BEGIN Records to process

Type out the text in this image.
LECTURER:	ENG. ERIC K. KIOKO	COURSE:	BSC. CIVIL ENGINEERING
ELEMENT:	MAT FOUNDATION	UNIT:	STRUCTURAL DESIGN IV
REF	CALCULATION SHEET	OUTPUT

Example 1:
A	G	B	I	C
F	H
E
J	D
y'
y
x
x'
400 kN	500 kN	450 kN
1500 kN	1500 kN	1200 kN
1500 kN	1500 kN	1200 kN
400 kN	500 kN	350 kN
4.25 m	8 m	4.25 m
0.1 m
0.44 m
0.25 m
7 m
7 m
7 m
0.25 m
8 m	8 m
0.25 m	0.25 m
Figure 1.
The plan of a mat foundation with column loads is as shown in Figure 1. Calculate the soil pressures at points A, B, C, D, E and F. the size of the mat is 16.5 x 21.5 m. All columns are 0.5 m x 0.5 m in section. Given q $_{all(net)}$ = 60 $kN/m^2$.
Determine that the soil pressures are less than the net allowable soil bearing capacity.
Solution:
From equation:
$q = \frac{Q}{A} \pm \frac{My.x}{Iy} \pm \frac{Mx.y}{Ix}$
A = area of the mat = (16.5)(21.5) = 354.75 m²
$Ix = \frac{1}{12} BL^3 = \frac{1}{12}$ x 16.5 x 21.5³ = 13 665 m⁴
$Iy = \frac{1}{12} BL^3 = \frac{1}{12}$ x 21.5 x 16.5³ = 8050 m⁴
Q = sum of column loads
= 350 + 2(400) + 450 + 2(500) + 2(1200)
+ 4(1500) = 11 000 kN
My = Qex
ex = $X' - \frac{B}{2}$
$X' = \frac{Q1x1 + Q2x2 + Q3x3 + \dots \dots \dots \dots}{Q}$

END Records to process

From the entries above, select each line containing the string "column".

The plan of a mat foundation with column loads is as shown in Figure 1. Calculate the soil pressures at points A, B, C, D, E and F. the size of the mat is 16.5 x 21.5 m. All columns are 0.5 m x 0.5 m in section. Given q $_{all(net)}$ = 60 $kN/m^2$.
Q = sum of column loads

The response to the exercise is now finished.